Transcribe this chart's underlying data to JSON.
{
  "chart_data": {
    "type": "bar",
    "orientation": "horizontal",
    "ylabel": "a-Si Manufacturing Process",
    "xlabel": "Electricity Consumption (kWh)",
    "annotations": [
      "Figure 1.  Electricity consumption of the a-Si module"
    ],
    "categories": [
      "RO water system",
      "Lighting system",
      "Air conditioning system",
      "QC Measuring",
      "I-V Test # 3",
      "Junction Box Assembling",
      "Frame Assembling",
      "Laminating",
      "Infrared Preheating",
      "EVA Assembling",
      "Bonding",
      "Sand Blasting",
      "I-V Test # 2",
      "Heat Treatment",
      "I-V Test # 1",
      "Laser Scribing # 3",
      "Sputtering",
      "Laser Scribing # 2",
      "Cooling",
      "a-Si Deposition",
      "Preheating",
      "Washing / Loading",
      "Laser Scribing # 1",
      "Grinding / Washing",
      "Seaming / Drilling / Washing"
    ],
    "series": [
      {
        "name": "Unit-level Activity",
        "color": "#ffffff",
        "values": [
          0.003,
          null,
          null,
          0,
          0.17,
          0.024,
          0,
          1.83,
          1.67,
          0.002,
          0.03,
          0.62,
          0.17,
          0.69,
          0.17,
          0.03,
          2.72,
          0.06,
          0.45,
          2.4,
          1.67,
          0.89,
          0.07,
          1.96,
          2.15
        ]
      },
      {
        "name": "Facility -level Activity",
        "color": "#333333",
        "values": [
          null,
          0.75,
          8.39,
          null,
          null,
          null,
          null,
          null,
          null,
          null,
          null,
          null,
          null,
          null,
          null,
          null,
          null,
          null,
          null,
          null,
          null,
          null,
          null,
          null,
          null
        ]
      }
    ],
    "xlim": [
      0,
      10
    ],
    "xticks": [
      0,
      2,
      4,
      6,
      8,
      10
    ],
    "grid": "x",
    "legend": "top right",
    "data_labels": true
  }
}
· · ·
**Exercise directions**
Track down the lines that include the word "Scribing" and copy them.

**Expected output**
      "Laser Scribing # 3",
      "Laser Scribing # 2",
      "Laser Scribing # 1",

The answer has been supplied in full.